-- Your task --
Every line in the listing is to be echoed verbatim.

* START Provided data *

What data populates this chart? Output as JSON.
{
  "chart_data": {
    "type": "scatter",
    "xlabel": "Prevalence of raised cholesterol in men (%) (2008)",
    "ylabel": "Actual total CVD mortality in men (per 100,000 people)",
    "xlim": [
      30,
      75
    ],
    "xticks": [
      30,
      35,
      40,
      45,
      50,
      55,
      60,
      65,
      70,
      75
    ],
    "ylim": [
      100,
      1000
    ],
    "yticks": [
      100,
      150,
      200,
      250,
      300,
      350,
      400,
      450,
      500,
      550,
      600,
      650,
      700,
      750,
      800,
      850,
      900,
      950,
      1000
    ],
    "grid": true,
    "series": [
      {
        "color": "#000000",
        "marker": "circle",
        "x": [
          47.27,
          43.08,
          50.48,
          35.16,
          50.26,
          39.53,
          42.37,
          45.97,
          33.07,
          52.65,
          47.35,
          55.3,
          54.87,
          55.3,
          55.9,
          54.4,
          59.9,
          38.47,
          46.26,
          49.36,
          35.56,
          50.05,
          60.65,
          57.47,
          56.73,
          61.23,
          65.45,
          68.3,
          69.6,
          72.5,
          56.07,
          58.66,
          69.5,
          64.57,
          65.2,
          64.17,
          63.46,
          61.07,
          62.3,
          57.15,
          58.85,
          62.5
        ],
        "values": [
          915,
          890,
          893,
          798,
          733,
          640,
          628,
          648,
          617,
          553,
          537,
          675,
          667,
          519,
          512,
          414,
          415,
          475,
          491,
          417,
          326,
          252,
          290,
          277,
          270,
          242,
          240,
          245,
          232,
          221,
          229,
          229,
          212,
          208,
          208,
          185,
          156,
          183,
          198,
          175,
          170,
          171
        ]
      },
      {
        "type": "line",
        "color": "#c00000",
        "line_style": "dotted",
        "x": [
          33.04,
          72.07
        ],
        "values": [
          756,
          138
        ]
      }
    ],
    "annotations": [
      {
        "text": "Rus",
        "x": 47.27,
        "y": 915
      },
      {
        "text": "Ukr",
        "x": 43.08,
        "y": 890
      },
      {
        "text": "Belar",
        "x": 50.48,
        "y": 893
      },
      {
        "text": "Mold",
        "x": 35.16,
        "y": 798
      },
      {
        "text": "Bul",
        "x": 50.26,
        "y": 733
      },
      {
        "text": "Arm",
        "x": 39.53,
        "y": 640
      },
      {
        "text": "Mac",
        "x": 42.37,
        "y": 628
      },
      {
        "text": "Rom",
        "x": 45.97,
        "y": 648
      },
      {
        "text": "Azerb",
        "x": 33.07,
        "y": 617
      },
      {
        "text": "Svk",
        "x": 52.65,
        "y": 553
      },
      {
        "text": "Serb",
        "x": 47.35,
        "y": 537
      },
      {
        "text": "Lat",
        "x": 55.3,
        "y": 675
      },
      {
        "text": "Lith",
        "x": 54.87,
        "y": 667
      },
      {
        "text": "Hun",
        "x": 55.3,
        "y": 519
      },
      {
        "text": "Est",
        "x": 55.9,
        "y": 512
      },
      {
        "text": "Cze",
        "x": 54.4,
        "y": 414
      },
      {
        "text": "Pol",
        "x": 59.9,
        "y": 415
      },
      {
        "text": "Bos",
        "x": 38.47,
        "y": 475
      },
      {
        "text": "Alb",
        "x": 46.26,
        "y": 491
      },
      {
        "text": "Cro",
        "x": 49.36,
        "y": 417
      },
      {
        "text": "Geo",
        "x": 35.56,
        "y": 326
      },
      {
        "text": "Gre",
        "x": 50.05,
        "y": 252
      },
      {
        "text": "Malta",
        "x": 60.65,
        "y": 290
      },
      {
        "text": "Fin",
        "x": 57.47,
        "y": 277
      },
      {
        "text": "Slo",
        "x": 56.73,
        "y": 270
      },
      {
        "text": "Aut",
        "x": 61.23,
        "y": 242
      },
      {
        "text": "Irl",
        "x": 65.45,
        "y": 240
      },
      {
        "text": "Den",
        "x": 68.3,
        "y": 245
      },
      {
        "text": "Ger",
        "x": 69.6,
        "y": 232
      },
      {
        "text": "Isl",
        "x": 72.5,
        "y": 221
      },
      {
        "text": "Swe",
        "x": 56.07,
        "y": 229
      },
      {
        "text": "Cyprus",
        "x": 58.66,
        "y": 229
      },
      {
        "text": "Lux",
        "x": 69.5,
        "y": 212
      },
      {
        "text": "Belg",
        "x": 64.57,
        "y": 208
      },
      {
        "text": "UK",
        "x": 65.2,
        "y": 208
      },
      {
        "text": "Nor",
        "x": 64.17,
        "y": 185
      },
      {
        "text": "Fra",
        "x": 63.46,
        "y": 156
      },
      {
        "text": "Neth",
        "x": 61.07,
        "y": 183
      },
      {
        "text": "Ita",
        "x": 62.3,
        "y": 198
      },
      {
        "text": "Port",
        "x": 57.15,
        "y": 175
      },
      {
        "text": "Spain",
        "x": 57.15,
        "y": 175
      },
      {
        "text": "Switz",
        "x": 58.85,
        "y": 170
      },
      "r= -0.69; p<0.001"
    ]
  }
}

* END Provided data *

-- Exercise solution --
What data populates this chart? Output as JSON.
{
  "chart_data": {
    "type": "scatter",
    "xlabel": "Prevalence of raised cholesterol in men (%) (2008)",
    "ylabel": "Actual total CVD mortality in men (per 100,000 people)",
    "xlim": [
      30,
      75
    ],
    "xticks": [
      30,
      35,
      40,
      45,
      50,
      55,
      60,
      65,
      70,
      75
    ],
    "ylim": [
      100,
      1000
    ],
    "yticks": [
      100,
      150,
      200,
      250,
      300,
      350,
      400,
      450,
      500,
      550,
      600,
      650,
      700,
      750,
      800,
      850,
      900,
      950,
      1000
    ],
    "grid": true,
    "series": [
      {
        "color": "#000000",
        "marker": "circle",
        "x": [
          47.27,
          43.08,
          50.48,
          35.16,
          50.26,
          39.53,
          42.37,
          45.97,
          33.07,
          52.65,
          47.35,
          55.3,
          54.87,
          55.3,
          55.9,
          54.4,
          59.9,
          38.47,
          46.26,
          49.36,
          35.56,
          50.05,
          60.65,
          57.47,
          56.73,
          61.23,
          65.45,
          68.3,
          69.6,
          72.5,
          56.07,
          58.66,
          69.5,
          64.57,
          65.2,
          64.17,
          63.46,
          61.07,
          62.3,
          57.15,
          58.85,
          62.5
        ],
        "values": [
          915,
          890,
          893,
          798,
          733,
          640,
          628,
          648,
          617,
          553,
          537,
          675,
          667,
          519,
          512,
          414,
          415,
          475,
          491,
          417,
          326,
          252,
          290,
          277,
          270,
          242,
          240,
          245,
          232,
          221,
          229,
          229,
          212,
          208,
          208,
          185,
          156,
          183,
          198,
          175,
          170,
          171
        ]
      },
      {
        "type": "line",
        "color": "#c00000",
        "line_style": "dotted",
        "x": [
          33.04,
          72.07
        ],
        "values": [
          756,
          138
        ]
      }
    ],
    "annotations": [
      {
        "text": "Rus",
        "x": 47.27,
        "y": 915
      },
      {
        "text": "Ukr",
        "x": 43.08,
        "y": 890
      },
      {
        "text": "Belar",
        "x": 50.48,
        "y": 893
      },
      {
        "text": "Mold",
        "x": 35.16,
        "y": 798
      },
      {
        "text": "Bul",
        "x": 50.26,
        "y": 733
      },
      {
        "text": "Arm",
        "x": 39.53,
        "y": 640
      },
      {
        "text": "Mac",
        "x": 42.37,
        "y": 628
      },
      {
        "text": "Rom",
        "x": 45.97,
        "y": 648
      },
      {
        "text": "Azerb",
        "x": 33.07,
        "y": 617
      },
      {
        "text": "Svk",
        "x": 52.65,
        "y": 553
      },
      {
        "text": "Serb",
        "x": 47.35,
        "y": 537
      },
      {
        "text": "Lat",
        "x": 55.3,
        "y": 675
      },
      {
        "text": "Lith",
        "x": 54.87,
        "y": 667
      },
      {
        "text": "Hun",
        "x": 55.3,
        "y": 519
      },
      {
        "text": "Est",
        "x": 55.9,
        "y": 512
      },
      {
        "text": "Cze",
        "x": 54.4,
        "y": 414
      },
      {
        "text": "Pol",
        "x": 59.9,
        "y": 415
      },
      {
        "text": "Bos",
        "x": 38.47,
        "y": 475
      },
      {
        "text": "Alb",
        "x": 46.26,
        "y": 491
      },
      {
        "text": "Cro",
        "x": 49.36,
        "y": 417
      },
      {
        "text": "Geo",
        "x": 35.56,
        "y": 326
      },
      {
        "text": "Gre",
        "x": 50.05,
        "y": 252
      },
      {
        "text": "Malta",
        "x": 60.65,
        "y": 290
      },
      {
        "text": "Fin",
        "x": 57.47,
        "y": 277
      },
      {
        "text": "Slo",
        "x": 56.73,
        "y": 270
      },
      {
        "text": "Aut",
        "x": 61.23,
        "y": 242
      },
      {
        "text": "Irl",
        "x": 65.45,
        "y": 240
      },
      {
        "text": "Den",
        "x": 68.3,
        "y": 245
      },
      {
        "text": "Ger",
        "x": 69.6,
        "y": 232
      },
      {
        "text": "Isl",
        "x": 72.5,
        "y": 221
      },
      {
        "text": "Swe",
        "x": 56.07,
        "y": 229
      },
      {
        "text": "Cyprus",
        "x": 58.66,
        "y": 229
      },
      {
        "text": "Lux",
        "x": 69.5,
        "y": 212
      },
      {
        "text": "Belg",
        "x": 64.57,
        "y": 208
      },
      {
        "text": "UK",
        "x": 65.2,
        "y": 208
      },
      {
        "text": "Nor",
        "x": 64.17,
        "y": 185
      },
      {
        "text": "Fra",
        "x": 63.46,
        "y": 156
      },
      {
        "text": "Neth",
        "x": 61.07,
        "y": 183
      },
      {
        "text": "Ita",
        "x": 62.3,
        "y": 198
      },
      {
        "text": "Port",
        "x": 57.15,
        "y": 175
      },
      {
        "text": "Spain",
        "x": 57.15,
        "y": 175
      },
      {
        "text": "Switz",
        "x": 58.85,
        "y": 170
      },
      "r= -0.69; p<0.001"
    ]
  }
}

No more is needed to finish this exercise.